> _GOAL OF THE EXERCISE_: Check each line of the records below for the string "County", then state how many lines contain it, with no other output.

# start of DATA FOR THE TASK

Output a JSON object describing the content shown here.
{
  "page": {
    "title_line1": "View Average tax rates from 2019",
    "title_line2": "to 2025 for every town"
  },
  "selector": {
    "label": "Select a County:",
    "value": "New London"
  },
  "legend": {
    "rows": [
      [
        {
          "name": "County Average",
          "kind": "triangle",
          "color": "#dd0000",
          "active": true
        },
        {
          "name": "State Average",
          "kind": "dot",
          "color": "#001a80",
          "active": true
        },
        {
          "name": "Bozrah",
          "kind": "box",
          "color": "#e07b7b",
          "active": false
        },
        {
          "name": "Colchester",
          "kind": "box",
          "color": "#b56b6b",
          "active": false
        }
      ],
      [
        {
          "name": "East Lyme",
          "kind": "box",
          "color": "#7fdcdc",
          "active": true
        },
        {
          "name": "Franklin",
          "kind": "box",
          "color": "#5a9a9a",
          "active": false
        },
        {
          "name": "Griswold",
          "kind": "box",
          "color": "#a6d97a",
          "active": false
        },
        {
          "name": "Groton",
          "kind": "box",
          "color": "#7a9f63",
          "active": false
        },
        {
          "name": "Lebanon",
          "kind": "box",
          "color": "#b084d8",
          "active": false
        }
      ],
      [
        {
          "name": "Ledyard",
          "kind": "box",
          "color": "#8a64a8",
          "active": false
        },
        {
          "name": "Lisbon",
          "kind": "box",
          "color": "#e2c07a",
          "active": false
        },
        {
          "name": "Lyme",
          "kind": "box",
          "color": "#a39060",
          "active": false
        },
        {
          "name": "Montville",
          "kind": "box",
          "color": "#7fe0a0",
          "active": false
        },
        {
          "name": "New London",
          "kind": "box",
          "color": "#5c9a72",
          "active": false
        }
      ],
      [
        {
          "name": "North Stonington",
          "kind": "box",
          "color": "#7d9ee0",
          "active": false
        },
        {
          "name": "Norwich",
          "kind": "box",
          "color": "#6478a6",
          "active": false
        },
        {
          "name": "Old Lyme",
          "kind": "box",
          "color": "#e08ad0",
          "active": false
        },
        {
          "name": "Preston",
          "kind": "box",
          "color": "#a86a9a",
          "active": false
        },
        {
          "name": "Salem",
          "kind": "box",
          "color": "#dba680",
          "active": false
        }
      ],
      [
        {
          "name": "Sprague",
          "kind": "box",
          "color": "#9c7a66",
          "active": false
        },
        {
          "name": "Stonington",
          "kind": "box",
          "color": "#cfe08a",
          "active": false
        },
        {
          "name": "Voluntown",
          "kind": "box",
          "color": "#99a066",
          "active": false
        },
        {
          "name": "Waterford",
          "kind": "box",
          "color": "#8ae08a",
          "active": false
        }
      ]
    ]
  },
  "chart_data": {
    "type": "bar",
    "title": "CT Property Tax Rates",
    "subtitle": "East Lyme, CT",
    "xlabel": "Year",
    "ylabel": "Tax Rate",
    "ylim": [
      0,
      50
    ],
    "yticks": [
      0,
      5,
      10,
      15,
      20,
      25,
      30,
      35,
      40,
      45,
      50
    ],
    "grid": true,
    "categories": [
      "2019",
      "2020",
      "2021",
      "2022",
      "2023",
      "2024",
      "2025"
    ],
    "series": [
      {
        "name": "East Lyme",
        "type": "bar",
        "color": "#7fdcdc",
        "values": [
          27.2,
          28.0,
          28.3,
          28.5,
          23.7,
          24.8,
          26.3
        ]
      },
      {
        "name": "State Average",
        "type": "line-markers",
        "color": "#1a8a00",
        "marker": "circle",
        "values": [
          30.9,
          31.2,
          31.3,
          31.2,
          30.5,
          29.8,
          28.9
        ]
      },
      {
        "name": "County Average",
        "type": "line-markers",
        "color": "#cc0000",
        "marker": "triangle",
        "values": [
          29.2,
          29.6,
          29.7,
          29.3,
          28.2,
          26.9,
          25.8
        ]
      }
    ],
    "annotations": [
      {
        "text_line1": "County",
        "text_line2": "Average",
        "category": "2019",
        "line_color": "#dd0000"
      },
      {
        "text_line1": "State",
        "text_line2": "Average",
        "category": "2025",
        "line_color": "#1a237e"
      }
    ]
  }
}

# end of DATA FOR THE TASK

> _RESULT OF THIS EXERCISE_: 4